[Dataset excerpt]
........

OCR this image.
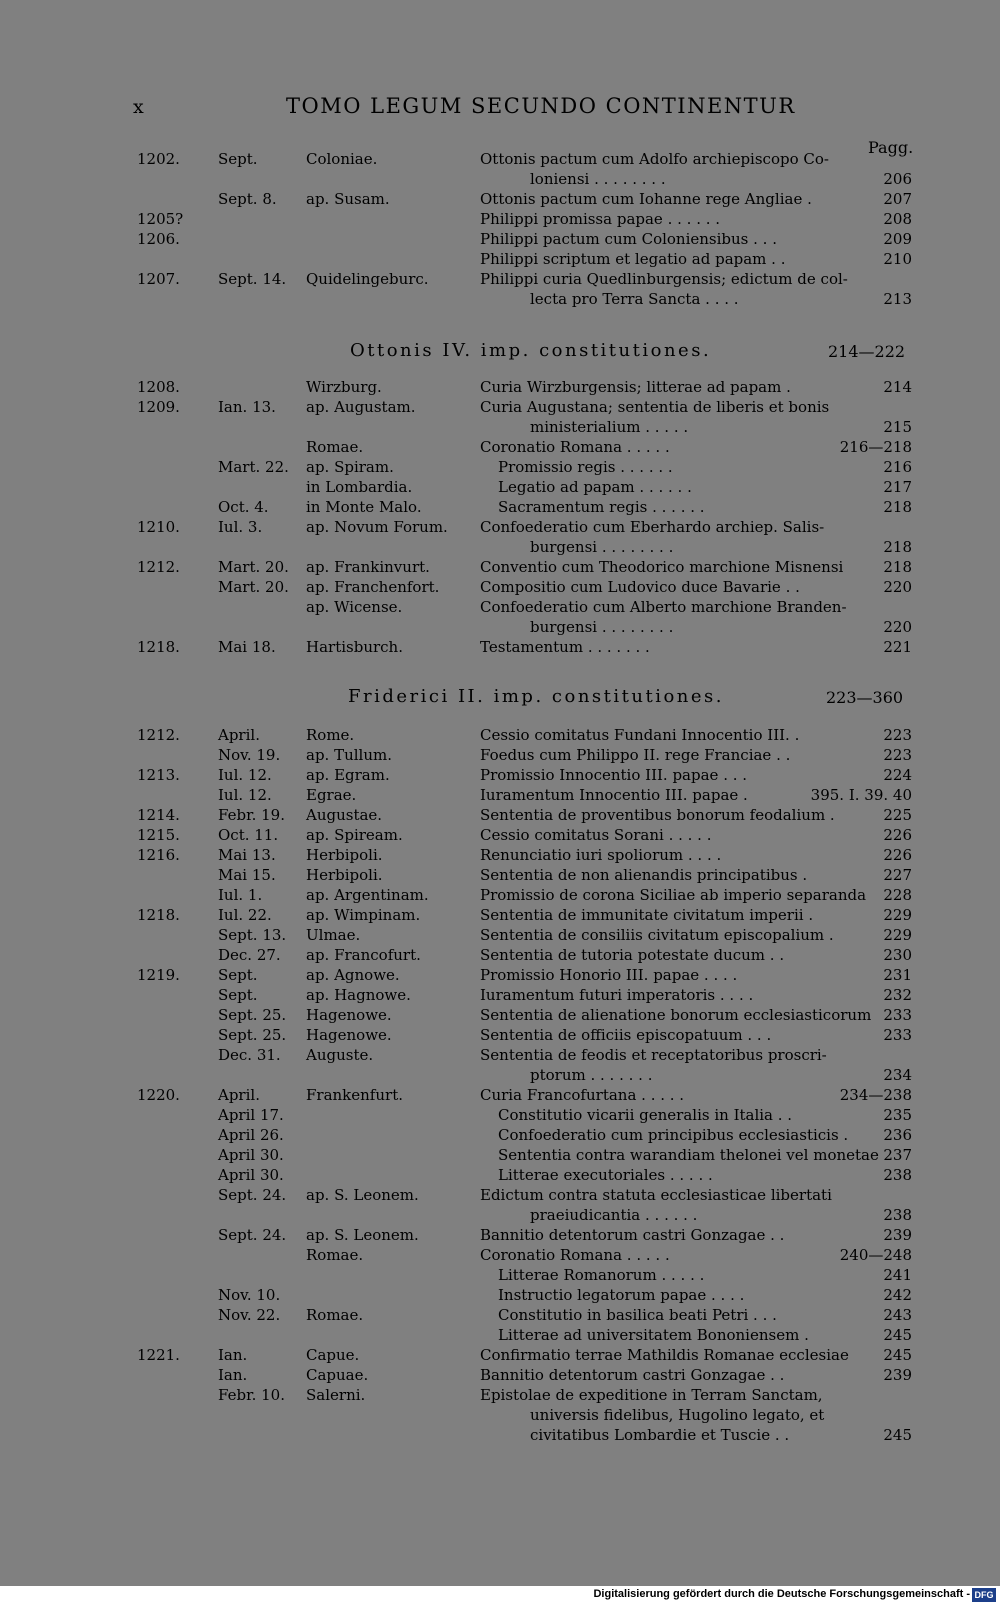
x	TOMO LEGUM SECUNDO CONTINENTUR
Pagg.
1202.	Sept.	Coloniae.	Ottonis pactum cum Adolfo archiepiscopo Co-
loniensi . . . . . . . .	206
Sept. 8. ap. Susam.	Ottonis pactum cum Iohanne rege Angliae .	207
1205?	Philippi promissa papae . . . . . .	208
1206.	Philippi pactum cum Coloniensibus . . .	209
Philippi scriptum et legatio ad papam . .	210
1207.	Sept. 14. Quidelingeburc.	Philippi curia Quedlinburgensis; edictum de col-
lecta pro Terra Sancta . . . .	213
Ottonis IV. imp. constitutiones.	214—222
1208.	Wirzburg.	Curia Wirzburgensis; litterae ad papam .	214
1209.	Ian. 13. ap. Augustam.	Curia Augustana; sententia de liberis et bonis
ministerialium . . . . .	215
Romae.	Coronatio Romana . . . . .	216—218
Mart. 22. ap. Spiram.	Promissio regis . . . . . .	216
in Lombardia.	Legatio ad papam . . . . . .	217
Oct. 4. in Monte Malo.	Sacramentum regis . . . . . .	218
1210.	Iul. 3.	ap. Novum Forum. Confoederatio cum Eberhardo archiep. Salis-
burgensi . . . . . . . .	218
1212.	Mart. 20. ap. Frankinvurt.	Conventio cum Theodorico marchione Misnensi	218
Mart. 20. ap. Franchenfort.	Compositio cum Ludovico duce Bavarie . .	220
ap. Wicense.	Confoederatio cum Alberto marchione Branden-
burgensi . . . . . . . .	220
1218.	Mai 18. Hartisburch.	Testamentum . . . . . . .	221
Friderici II. imp. constitutiones.	223—360
1212.	April.	Rome.	Cessio comitatus Fundani Innocentio III. .	223
Nov. 19. ap. Tullum.	Foedus cum Philippo II. rege Franciae . .	223
1213.	Iul. 12. ap. Egram.	Promissio Innocentio III. papae . . .	224
Iul. 12. Egrae.	Iuramentum Innocentio III. papae .	395. I. 39. 40
1214.	Febr. 19. Augustae.	Sententia de proventibus bonorum feodalium .	225
1215.	Oct. 11. ap. Spiream.	Cessio comitatus Sorani . . . . .	226
1216.	Mai 13. Herbipoli.	Renunciatio iuri spoliorum . . . .	226
Mai 15. Herbipoli.	Sententia de non alienandis principatibus .	227
Iul. 1.	ap. Argentinam.	Promissio de corona Siciliae ab imperio separanda 228
1218.	Iul. 22. ap. Wimpinam.	Sententia de immunitate civitatum imperii .	229
Sept. 13. Ulmae.	Sententia de consiliis civitatum episcopalium .	229
Dec. 27. ap. Francofurt.	Sententia de tutoria potestate ducum . .	230
1219.	Sept.	ap. Agnowe.	Promissio Honorio III. papae . . . .	231
Sept.	ap. Hagnowe.	Iuramentum futuri imperatoris . . . .	232
Sept. 25. Hagenowe.	Sententia de alienatione bonorum ecclesiasticorum 233
Sept. 25. Hagenowe.	Sententia de officiis episcopatuum . . .	233
Dec. 31. Auguste.	Sententia de feodis et receptatoribus proscri-
ptorum . . . . . . .	234
1220.	April.	Frankenfurt.	Curia Francofurtana . . . . .	234—238
April 17.	Constitutio vicarii generalis in Italia . .	235
April 26.	Confoederatio cum principibus ecclesiasticis . 236
April 30.	Sententia contra warandiam thelonei vel monetae 237
April 30.	Litterae executoriales . . . . .	238
Sept. 24. ap. S. Leonem.	Edictum contra statuta ecclesiasticae libertati
praeiudicantia . . . . . .	238
Sept. 24. ap. S. Leonem.	Bannitio detentorum castri Gonzagae . .	239
Romae.	Coronatio Romana . . . . .	240—248
Litterae Romanorum . . . . .	241
Nov. 10.	Instructio legatorum papae . . . .	242
Nov. 22. Romae.	Constitutio in basilica beati Petri . . .	243
Litterae ad universitatem Bononiensem .	245
1221.	Ian.	Capue.	Confirmatio terrae Mathildis Romanae ecclesiae 245
Ian.	Capuae.	Bannitio detentorum castri Gonzagae . .	239
Febr. 10. Salerni.	Epistolae de expeditione in Terram Sanctam,
universis fidelibus, Hugolino legato, et
civitatibus Lombardie et Tuscie . .	245
Digitalisierung gefördert durch die Deutsche Forschungsgemeinschaft - DFG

........

# GIVEN TASK
Every line of the material is to be quoted exactly, with no pictures carried over.

# REPLY
OCR this image.
x	TOMO LEGUM SECUNDO CONTINENTUR
Pagg.
1202.	Sept.	Coloniae.	Ottonis pactum cum Adolfo archiepiscopo Co-
loniensi . . . . . . . .	206
Sept. 8. ap. Susam.	Ottonis pactum cum Iohanne rege Angliae .	207
1205?	Philippi promissa papae . . . . . .	208
1206.	Philippi pactum cum Coloniensibus . . .	209
Philippi scriptum et legatio ad papam . .	210
1207.	Sept. 14. Quidelingeburc.	Philippi curia Quedlinburgensis; edictum de col-
lecta pro Terra Sancta . . . .	213
Ottonis IV. imp. constitutiones.	214—222
1208.	Wirzburg.	Curia Wirzburgensis; litterae ad papam .	214
1209.	Ian. 13. ap. Augustam.	Curia Augustana; sententia de liberis et bonis
ministerialium . . . . .	215
Romae.	Coronatio Romana . . . . .	216—218
Mart. 22. ap. Spiram.	Promissio regis . . . . . .	216
in Lombardia.	Legatio ad papam . . . . . .	217
Oct. 4. in Monte Malo.	Sacramentum regis . . . . . .	218
1210.	Iul. 3.	ap. Novum Forum. Confoederatio cum Eberhardo archiep. Salis-
burgensi . . . . . . . .	218
1212.	Mart. 20. ap. Frankinvurt.	Conventio cum Theodorico marchione Misnensi	218
Mart. 20. ap. Franchenfort.	Compositio cum Ludovico duce Bavarie . .	220
ap. Wicense.	Confoederatio cum Alberto marchione Branden-
burgensi . . . . . . . .	220
1218.	Mai 18. Hartisburch.	Testamentum . . . . . . .	221
Friderici II. imp. constitutiones.	223—360
1212.	April.	Rome.	Cessio comitatus Fundani Innocentio III. .	223
Nov. 19. ap. Tullum.	Foedus cum Philippo II. rege Franciae . .	223
1213.	Iul. 12. ap. Egram.	Promissio Innocentio III. papae . . .	224
Iul. 12. Egrae.	Iuramentum Innocentio III. papae .	395. I. 39. 40
1214.	Febr. 19. Augustae.	Sententia de proventibus bonorum feodalium .	225
1215.	Oct. 11. ap. Spiream.	Cessio comitatus Sorani . . . . .	226
1216.	Mai 13. Herbipoli.	Renunciatio iuri spoliorum . . . .	226
Mai 15. Herbipoli.	Sententia de non alienandis principatibus .	227
Iul. 1.	ap. Argentinam.	Promissio de corona Siciliae ab imperio separanda 228
1218.	Iul. 22. ap. Wimpinam.	Sententia de immunitate civitatum imperii .	229
Sept. 13. Ulmae.	Sententia de consiliis civitatum episcopalium .	229
Dec. 27. ap. Francofurt.	Sententia de tutoria potestate ducum . .	230
1219.	Sept.	ap. Agnowe.	Promissio Honorio III. papae . . . .	231
Sept.	ap. Hagnowe.	Iuramentum futuri imperatoris . . . .	232
Sept. 25. Hagenowe.	Sententia de alienatione bonorum ecclesiasticorum 233
Sept. 25. Hagenowe.	Sententia de officiis episcopatuum . . .	233
Dec. 31. Auguste.	Sententia de feodis et receptatoribus proscri-
ptorum . . . . . . .	234
1220.	April.	Frankenfurt.	Curia Francofurtana . . . . .	234—238
April 17.	Constitutio vicarii generalis in Italia . .	235
April 26.	Confoederatio cum principibus ecclesiasticis . 236
April 30.	Sententia contra warandiam thelonei vel monetae 237
April 30.	Litterae executoriales . . . . .	238
Sept. 24. ap. S. Leonem.	Edictum contra statuta ecclesiasticae libertati
praeiudicantia . . . . . .	238
Sept. 24. ap. S. Leonem.	Bannitio detentorum castri Gonzagae . .	239
Romae.	Coronatio Romana . . . . .	240—248
Litterae Romanorum . . . . .	241
Nov. 10.	Instructio legatorum papae . . . .	242
Nov. 22. Romae.	Constitutio in basilica beati Petri . . .	243
Litterae ad universitatem Bononiensem .	245
1221.	Ian.	Capue.	Confirmatio terrae Mathildis Romanae ecclesiae 245
Ian.	Capuae.	Bannitio detentorum castri Gonzagae . .	239
Febr. 10. Salerni.	Epistolae de expeditione in Terram Sanctam,
universis fidelibus, Hugolino legato, et
civitatibus Lombardie et Tuscie . .	245
Digitalisierung gefördert durch die Deutsche Forschungsgemeinschaft - DFG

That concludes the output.